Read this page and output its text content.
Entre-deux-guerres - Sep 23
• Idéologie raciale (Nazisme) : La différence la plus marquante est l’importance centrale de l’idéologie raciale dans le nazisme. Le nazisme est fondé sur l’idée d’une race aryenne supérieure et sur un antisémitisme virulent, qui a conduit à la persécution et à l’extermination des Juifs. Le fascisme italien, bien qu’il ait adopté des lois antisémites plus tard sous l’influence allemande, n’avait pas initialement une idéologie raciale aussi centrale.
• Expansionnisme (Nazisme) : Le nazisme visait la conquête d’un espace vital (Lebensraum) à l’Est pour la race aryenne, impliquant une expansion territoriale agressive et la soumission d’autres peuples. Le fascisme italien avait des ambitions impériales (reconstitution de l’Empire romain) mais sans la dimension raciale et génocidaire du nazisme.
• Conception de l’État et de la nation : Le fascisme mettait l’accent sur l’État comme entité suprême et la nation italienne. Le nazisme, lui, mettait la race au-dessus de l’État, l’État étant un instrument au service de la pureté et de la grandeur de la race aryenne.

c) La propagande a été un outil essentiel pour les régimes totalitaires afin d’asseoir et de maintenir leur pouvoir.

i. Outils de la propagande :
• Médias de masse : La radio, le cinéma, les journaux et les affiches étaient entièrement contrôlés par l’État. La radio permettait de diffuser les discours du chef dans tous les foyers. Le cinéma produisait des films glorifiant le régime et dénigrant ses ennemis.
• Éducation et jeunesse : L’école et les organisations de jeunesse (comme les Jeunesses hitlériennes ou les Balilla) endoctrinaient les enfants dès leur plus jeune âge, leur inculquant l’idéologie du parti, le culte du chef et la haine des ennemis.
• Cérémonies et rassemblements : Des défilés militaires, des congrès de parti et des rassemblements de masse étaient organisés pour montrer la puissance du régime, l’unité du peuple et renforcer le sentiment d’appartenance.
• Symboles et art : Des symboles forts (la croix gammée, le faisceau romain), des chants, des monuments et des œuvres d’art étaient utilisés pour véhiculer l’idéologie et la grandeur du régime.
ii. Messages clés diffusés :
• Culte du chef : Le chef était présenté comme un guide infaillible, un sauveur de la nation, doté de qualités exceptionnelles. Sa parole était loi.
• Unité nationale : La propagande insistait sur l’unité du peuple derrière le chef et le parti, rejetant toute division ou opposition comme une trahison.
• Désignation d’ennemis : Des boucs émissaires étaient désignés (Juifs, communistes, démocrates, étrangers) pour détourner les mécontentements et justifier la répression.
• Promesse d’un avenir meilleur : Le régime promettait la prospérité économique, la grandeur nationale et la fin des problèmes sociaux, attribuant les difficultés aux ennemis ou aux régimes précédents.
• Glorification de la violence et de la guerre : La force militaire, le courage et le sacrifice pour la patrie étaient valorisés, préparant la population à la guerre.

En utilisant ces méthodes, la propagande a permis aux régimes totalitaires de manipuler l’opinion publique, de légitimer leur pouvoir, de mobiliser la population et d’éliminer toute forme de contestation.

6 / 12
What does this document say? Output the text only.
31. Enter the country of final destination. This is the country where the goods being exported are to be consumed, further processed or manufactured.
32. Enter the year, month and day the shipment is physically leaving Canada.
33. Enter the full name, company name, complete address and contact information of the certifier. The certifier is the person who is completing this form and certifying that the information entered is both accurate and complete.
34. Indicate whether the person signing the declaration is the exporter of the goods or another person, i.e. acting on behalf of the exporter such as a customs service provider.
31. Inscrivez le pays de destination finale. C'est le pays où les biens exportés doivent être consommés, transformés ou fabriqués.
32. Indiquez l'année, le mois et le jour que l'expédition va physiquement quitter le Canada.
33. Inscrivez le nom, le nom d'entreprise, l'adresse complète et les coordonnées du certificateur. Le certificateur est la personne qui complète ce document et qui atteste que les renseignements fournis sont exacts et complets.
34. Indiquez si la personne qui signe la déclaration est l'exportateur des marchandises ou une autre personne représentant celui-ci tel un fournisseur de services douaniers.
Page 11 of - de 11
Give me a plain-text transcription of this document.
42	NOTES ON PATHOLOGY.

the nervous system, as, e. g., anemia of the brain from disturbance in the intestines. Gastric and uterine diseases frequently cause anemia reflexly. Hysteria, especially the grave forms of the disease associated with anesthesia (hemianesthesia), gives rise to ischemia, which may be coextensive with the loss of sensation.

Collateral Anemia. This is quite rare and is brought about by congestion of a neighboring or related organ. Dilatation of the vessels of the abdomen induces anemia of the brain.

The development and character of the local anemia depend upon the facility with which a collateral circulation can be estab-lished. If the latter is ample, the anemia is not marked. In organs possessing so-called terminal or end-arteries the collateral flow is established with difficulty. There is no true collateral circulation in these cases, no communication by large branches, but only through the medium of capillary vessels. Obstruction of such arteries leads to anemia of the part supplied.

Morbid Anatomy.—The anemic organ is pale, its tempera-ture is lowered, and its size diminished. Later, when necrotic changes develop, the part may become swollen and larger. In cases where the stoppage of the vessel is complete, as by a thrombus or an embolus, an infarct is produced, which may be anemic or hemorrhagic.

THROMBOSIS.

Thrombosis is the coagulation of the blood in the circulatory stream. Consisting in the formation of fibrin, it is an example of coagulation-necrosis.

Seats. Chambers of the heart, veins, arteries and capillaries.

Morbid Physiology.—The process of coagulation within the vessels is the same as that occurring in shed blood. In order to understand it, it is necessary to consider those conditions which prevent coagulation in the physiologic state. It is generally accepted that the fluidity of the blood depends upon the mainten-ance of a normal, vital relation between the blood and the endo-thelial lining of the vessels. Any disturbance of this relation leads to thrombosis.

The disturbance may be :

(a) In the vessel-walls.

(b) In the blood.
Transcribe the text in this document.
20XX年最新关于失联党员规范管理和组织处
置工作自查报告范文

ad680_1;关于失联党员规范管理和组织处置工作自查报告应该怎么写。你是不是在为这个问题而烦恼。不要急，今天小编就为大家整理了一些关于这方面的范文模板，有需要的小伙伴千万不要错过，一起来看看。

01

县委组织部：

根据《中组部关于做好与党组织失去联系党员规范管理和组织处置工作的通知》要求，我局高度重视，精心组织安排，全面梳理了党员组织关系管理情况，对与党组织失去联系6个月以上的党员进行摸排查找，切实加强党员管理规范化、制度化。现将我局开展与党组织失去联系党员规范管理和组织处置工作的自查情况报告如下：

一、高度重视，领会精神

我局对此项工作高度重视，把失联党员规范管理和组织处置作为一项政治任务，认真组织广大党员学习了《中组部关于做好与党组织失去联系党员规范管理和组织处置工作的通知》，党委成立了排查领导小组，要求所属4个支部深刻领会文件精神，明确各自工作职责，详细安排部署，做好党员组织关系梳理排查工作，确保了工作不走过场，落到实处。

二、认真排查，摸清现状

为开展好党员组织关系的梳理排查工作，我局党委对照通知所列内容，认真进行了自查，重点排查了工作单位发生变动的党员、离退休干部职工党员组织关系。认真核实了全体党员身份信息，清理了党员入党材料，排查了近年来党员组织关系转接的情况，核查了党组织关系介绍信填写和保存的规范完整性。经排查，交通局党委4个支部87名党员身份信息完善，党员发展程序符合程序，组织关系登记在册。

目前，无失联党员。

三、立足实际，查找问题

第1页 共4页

▶ _Task directions_:
Extract each line holding the string "totalitaires".

▶ _Finished exercise_:
c) La propagande a été un outil essentiel pour les régimes totalitaires afin d’asseoir et de maintenir leur pouvoir.
En utilisant ces méthodes, la propagande a permis aux régimes totalitaires de manipuler l’opinion publique, de légitimer leur pouvoir, de mobiliser la population et d’éliminer toute forme de contestation.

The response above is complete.